**Task goal:** Show all lines of the listing that hold the word "Office".

**Extracted records:**

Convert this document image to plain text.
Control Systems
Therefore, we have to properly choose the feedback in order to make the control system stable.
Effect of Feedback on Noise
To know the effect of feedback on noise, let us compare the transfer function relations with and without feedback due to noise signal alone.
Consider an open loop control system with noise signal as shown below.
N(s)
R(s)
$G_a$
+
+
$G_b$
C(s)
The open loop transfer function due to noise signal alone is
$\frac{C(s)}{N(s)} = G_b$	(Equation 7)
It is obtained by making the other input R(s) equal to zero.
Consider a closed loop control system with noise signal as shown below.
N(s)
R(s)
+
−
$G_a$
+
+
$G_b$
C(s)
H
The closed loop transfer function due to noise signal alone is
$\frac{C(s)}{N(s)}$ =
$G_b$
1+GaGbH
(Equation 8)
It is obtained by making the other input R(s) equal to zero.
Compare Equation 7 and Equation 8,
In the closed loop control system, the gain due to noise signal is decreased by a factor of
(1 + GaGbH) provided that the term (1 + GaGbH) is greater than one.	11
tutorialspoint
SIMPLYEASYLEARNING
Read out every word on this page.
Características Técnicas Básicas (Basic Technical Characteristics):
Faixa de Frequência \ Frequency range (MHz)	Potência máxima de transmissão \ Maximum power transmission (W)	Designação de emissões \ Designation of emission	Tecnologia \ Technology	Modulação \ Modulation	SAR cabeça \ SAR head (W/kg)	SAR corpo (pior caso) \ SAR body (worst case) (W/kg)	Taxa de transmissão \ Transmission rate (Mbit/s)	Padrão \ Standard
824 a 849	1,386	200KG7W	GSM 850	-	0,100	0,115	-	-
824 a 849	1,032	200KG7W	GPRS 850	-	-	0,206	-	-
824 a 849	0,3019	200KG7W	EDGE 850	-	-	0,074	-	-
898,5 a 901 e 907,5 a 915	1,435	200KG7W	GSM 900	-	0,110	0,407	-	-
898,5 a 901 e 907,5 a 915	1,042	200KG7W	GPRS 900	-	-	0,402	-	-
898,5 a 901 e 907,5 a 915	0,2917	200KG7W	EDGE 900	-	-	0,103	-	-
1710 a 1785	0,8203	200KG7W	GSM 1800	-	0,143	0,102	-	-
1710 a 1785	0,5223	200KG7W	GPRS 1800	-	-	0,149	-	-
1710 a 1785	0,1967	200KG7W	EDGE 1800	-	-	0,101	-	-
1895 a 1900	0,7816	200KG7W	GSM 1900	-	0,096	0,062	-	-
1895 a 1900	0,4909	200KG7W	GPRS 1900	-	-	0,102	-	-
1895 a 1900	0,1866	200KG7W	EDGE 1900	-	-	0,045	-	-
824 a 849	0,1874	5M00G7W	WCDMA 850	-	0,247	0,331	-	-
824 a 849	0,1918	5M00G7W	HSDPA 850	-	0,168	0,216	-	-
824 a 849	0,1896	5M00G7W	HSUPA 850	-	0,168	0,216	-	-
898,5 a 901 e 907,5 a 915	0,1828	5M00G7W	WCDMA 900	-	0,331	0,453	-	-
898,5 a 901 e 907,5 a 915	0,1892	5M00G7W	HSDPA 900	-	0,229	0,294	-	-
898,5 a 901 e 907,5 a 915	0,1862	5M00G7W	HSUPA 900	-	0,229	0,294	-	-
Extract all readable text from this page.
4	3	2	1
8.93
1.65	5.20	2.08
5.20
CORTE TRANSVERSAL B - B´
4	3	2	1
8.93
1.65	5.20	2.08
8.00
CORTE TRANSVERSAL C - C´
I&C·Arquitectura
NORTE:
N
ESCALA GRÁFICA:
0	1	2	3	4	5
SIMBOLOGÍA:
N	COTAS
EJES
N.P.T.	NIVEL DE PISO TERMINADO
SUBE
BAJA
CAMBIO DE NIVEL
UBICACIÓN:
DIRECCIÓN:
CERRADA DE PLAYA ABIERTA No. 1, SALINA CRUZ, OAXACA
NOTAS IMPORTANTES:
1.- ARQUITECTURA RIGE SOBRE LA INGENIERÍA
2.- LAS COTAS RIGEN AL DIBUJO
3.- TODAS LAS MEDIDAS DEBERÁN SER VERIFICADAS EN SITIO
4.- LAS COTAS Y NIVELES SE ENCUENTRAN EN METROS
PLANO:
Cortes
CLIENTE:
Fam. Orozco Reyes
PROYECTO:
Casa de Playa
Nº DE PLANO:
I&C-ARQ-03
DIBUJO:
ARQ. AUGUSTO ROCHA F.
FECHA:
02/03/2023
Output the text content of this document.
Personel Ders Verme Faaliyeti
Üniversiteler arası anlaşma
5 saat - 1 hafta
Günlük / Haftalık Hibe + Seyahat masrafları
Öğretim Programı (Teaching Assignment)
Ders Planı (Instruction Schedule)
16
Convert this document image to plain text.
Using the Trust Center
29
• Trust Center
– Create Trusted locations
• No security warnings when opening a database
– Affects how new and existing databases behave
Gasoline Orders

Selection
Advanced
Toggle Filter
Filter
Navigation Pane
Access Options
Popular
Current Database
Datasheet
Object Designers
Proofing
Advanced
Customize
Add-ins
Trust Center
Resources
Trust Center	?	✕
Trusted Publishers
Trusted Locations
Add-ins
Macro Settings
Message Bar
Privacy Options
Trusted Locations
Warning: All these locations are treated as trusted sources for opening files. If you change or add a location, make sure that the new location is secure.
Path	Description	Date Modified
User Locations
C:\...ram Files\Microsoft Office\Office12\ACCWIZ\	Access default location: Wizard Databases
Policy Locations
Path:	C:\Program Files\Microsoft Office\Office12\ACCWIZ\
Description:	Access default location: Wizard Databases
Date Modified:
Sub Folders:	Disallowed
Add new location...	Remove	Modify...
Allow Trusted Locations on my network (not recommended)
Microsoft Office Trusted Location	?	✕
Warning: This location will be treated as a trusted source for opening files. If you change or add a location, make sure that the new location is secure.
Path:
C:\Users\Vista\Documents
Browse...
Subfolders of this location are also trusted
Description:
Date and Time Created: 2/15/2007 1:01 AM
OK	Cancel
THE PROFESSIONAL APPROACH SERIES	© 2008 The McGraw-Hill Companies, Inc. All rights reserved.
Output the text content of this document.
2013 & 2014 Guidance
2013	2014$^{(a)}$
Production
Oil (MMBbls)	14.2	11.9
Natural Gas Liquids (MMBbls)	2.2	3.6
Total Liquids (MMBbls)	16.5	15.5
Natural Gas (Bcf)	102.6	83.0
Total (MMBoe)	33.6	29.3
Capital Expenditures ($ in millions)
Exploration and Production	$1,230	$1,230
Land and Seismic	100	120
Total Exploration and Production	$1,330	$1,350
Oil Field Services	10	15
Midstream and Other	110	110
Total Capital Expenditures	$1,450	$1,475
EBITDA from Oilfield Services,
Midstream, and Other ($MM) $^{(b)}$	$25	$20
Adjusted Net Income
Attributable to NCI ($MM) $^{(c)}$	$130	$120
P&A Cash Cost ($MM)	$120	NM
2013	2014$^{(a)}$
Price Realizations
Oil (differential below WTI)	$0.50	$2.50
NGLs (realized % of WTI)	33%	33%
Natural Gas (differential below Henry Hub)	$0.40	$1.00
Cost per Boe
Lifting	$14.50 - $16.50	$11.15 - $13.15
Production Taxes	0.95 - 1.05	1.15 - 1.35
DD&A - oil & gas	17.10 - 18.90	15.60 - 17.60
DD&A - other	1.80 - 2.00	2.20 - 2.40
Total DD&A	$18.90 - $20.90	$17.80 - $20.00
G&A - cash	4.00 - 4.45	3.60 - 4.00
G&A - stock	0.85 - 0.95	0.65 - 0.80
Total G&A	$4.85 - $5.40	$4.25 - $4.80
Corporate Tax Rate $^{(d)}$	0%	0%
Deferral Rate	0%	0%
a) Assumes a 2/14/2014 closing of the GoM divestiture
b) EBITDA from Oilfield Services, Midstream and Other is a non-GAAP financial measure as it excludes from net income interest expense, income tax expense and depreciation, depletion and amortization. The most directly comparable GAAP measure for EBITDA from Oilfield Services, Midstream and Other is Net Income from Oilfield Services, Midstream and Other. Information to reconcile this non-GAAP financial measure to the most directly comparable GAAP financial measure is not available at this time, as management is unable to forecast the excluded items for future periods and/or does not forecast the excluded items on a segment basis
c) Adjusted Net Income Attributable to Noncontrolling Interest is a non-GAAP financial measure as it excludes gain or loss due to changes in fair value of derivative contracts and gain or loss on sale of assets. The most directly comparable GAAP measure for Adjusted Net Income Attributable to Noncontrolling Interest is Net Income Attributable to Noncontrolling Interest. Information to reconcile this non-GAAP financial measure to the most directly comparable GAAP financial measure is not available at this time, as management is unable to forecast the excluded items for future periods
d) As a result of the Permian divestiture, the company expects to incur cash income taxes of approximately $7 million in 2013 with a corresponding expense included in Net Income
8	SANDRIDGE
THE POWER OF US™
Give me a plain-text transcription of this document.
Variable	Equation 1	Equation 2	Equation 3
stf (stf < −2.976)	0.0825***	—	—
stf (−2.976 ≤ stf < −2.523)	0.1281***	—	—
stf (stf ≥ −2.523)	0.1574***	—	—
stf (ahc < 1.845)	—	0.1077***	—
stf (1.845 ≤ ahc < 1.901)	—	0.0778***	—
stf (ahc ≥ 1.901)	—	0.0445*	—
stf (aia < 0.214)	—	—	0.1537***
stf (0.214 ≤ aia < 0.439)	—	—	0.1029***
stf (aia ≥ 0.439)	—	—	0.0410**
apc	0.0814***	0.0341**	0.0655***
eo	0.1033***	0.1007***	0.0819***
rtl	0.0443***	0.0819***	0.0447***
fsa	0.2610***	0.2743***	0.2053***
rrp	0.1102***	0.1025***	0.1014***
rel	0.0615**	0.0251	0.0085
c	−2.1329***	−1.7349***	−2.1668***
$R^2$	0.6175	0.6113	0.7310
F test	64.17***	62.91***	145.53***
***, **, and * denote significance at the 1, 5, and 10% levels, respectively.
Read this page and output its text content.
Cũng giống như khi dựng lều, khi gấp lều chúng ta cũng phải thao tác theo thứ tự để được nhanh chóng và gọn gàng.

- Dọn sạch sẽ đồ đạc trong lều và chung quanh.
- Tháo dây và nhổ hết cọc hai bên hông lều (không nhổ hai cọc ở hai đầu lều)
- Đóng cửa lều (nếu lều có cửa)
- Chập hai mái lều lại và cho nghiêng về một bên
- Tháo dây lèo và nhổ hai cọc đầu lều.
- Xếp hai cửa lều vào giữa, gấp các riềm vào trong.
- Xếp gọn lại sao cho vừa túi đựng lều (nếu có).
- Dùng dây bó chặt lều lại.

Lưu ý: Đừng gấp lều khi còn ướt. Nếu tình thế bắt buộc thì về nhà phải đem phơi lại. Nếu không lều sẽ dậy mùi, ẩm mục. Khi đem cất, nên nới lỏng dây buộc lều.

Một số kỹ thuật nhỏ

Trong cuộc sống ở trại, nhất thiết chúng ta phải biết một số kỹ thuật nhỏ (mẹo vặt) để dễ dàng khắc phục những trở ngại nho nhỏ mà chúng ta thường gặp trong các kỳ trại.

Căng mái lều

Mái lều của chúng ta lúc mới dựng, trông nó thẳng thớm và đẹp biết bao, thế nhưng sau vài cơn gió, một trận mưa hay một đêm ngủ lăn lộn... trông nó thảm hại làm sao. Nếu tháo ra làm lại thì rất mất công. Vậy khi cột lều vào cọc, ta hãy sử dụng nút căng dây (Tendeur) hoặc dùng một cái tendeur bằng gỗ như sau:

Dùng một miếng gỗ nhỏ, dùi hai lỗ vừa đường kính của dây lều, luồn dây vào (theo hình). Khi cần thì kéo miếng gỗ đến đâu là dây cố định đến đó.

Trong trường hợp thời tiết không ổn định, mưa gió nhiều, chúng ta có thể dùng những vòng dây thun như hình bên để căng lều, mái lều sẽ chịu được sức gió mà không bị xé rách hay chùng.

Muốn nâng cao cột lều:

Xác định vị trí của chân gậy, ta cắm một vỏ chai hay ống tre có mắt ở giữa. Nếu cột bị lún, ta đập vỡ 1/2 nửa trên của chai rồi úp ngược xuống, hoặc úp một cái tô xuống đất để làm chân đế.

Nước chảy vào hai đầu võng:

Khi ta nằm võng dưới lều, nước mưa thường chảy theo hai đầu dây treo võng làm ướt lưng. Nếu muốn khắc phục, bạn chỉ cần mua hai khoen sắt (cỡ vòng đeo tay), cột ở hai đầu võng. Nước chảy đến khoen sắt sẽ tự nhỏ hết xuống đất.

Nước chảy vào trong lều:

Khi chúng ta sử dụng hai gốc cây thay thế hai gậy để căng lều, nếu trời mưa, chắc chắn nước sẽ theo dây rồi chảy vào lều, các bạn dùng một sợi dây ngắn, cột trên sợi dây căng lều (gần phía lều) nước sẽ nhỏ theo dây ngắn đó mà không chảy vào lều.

**Output of the exercise:**
C:\...ram Files\Microsoft Office\Office12\ACCWIZ\	Access default location: Wizard Databases
Path:	C:\Program Files\Microsoft Office\Office12\ACCWIZ\
Microsoft Office Trusted Location	?	✕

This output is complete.